Lines holding the string "into" are the ones to copy; find them all in the data.

+++++

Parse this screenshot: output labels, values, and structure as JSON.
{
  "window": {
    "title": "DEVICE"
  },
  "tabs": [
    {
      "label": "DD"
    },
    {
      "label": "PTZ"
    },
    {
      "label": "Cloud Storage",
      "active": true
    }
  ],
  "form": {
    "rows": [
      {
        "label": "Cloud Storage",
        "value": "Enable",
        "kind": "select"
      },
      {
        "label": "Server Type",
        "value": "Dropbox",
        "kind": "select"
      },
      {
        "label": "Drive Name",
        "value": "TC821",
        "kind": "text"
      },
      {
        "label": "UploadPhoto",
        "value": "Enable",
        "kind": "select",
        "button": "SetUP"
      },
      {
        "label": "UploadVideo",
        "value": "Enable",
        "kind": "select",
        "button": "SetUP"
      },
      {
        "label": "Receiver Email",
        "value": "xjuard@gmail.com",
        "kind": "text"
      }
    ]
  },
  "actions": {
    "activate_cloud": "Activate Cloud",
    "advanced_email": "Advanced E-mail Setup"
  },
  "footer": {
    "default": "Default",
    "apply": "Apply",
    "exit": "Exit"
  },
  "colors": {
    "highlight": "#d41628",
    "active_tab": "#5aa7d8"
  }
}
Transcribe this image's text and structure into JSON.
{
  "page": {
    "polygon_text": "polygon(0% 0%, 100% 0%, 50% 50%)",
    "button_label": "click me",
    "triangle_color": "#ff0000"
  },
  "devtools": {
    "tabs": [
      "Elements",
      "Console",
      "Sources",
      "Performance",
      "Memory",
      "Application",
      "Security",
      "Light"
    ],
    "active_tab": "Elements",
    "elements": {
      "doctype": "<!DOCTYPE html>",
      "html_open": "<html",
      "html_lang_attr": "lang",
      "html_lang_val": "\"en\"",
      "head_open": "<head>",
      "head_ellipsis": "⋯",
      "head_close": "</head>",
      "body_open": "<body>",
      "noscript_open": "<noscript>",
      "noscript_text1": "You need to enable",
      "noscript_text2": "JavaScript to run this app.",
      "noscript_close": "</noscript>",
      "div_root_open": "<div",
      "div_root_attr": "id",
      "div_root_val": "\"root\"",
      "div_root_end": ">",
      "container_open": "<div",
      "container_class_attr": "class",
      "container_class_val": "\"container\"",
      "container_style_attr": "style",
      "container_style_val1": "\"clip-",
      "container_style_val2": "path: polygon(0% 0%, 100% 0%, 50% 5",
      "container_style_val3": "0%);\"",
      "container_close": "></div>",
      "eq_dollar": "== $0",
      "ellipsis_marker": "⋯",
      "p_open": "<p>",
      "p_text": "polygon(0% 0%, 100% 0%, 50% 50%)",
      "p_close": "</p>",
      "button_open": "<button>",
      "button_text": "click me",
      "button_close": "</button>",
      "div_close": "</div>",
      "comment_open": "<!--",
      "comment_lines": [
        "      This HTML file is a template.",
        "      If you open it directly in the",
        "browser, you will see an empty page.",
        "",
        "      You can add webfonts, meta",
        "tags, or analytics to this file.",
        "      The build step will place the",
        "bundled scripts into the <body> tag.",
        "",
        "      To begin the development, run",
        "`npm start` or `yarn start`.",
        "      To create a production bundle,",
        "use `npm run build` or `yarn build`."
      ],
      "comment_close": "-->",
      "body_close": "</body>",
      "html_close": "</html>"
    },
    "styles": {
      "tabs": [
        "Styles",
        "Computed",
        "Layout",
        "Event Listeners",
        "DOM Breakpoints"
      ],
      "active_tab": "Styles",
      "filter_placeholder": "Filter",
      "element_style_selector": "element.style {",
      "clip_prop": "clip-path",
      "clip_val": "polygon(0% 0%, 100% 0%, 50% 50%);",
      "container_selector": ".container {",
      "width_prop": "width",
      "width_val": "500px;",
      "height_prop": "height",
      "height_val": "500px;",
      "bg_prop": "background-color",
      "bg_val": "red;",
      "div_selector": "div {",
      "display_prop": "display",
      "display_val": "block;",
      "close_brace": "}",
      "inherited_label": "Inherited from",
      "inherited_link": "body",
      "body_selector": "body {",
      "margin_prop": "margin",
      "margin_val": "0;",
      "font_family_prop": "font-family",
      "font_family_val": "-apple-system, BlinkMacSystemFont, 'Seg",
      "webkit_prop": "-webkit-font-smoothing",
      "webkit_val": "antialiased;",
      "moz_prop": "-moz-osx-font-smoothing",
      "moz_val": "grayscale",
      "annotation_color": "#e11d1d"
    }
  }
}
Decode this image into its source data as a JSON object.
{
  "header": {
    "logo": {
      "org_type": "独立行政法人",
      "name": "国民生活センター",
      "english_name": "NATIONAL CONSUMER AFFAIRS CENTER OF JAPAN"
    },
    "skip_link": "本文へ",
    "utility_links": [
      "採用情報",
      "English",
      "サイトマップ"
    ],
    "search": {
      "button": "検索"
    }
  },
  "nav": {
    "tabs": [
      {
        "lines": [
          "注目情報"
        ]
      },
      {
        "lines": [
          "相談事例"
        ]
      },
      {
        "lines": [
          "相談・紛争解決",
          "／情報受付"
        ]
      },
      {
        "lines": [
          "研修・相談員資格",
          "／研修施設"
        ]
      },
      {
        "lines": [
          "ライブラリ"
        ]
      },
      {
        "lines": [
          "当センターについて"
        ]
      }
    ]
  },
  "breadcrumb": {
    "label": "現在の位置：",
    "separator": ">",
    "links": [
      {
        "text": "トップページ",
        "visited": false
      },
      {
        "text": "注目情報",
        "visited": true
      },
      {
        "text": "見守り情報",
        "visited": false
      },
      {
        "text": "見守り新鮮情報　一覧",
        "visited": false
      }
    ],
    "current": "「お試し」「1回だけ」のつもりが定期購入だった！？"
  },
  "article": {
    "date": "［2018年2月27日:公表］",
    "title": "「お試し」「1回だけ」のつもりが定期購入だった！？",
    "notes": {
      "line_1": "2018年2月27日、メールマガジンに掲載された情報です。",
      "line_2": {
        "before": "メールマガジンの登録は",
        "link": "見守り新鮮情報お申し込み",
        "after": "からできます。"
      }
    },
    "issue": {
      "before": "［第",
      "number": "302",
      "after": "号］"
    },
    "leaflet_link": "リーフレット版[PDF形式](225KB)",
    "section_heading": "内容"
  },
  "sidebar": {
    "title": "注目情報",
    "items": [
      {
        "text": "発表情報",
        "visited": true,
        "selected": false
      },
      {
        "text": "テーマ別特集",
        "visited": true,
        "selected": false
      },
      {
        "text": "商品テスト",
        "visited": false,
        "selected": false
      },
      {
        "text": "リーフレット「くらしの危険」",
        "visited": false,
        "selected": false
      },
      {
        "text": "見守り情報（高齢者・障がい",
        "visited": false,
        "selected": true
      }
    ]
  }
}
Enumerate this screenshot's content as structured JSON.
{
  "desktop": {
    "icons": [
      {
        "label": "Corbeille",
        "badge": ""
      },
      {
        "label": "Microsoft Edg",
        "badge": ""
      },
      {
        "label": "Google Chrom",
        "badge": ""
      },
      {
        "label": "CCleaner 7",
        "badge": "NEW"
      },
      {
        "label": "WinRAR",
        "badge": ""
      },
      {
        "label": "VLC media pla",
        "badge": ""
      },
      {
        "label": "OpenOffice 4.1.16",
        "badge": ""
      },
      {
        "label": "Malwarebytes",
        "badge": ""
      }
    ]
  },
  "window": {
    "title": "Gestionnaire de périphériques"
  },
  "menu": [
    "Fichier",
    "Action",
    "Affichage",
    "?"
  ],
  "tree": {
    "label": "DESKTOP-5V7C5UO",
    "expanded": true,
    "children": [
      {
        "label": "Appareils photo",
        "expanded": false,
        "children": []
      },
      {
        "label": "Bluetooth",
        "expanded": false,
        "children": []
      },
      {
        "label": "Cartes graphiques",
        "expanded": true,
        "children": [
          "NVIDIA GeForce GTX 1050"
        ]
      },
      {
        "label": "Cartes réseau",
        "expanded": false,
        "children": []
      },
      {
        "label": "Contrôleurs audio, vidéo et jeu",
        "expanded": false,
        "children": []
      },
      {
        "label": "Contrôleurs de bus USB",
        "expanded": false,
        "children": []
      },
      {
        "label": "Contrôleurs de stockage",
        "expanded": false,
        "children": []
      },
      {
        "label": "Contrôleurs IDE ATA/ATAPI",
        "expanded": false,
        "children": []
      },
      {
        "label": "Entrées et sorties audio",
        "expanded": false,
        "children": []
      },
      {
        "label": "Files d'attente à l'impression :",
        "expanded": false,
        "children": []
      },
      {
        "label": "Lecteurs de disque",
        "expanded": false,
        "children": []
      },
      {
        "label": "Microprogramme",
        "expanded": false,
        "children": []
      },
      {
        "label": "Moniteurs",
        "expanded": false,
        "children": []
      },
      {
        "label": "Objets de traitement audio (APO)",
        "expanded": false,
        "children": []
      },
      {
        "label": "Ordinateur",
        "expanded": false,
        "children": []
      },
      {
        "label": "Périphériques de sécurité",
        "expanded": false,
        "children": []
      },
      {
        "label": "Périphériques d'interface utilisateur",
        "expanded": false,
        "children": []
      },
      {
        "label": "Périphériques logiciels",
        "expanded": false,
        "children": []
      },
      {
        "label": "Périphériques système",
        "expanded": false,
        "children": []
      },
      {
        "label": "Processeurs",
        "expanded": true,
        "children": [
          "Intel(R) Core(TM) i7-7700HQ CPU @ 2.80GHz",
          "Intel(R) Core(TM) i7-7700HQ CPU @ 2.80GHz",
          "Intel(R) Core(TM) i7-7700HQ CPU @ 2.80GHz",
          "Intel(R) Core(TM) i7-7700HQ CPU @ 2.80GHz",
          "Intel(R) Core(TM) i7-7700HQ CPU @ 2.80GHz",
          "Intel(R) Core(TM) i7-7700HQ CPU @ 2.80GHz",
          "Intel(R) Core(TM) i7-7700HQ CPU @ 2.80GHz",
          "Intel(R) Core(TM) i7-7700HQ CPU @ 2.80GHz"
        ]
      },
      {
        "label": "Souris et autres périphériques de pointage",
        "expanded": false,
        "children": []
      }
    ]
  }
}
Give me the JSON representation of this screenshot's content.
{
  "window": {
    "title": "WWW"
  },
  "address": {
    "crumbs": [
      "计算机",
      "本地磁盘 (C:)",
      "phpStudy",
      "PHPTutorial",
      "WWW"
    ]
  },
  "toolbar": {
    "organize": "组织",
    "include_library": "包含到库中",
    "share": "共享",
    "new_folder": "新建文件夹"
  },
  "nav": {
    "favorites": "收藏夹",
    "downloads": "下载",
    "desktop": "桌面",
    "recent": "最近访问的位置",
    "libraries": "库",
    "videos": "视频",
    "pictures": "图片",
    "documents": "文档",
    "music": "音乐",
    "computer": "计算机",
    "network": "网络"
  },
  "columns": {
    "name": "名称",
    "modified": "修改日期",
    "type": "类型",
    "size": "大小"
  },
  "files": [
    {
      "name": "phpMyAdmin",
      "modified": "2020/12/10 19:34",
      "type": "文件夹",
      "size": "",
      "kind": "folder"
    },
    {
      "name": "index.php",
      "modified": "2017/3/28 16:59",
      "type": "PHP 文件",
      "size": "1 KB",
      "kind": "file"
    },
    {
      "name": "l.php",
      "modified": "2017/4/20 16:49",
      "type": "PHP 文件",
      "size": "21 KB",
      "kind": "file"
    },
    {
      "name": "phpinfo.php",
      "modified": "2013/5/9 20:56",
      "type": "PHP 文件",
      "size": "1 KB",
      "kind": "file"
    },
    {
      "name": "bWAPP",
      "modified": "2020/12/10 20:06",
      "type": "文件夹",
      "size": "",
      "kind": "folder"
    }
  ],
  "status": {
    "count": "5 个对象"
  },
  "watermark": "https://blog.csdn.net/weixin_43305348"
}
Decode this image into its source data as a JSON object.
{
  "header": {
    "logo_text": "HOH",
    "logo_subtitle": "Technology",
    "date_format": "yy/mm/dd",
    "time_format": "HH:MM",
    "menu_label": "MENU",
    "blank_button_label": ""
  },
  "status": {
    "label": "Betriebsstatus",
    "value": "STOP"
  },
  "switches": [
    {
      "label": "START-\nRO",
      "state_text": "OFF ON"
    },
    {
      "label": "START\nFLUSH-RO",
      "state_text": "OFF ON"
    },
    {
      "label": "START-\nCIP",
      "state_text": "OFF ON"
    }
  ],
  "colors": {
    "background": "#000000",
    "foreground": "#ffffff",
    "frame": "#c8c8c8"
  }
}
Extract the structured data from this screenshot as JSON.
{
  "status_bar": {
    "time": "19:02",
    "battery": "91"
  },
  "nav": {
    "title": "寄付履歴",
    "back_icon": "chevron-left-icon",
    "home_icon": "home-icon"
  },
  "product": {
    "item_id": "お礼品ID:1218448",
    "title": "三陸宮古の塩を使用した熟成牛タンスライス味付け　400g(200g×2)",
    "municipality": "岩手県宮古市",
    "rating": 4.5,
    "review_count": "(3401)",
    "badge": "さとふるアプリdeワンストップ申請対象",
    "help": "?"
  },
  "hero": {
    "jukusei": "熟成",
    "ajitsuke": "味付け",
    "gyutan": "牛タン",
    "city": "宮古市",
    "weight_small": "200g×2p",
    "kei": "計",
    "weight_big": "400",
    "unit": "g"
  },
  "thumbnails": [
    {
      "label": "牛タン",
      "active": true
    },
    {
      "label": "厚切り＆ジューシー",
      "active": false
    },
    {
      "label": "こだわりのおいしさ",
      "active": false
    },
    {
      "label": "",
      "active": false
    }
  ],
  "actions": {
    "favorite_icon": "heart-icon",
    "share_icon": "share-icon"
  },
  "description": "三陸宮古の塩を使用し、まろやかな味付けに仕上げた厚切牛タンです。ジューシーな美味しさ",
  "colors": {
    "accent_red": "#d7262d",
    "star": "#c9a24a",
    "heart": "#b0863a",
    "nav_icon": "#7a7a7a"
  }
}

+++++

- _EXERCISE ANSWER_:
Transcribe this image's text and structure into JSON.
        "bundled scripts into the <body> tag.",
Decode this image into its source data as a JSON object.
Decode this image into its source data as a JSON object.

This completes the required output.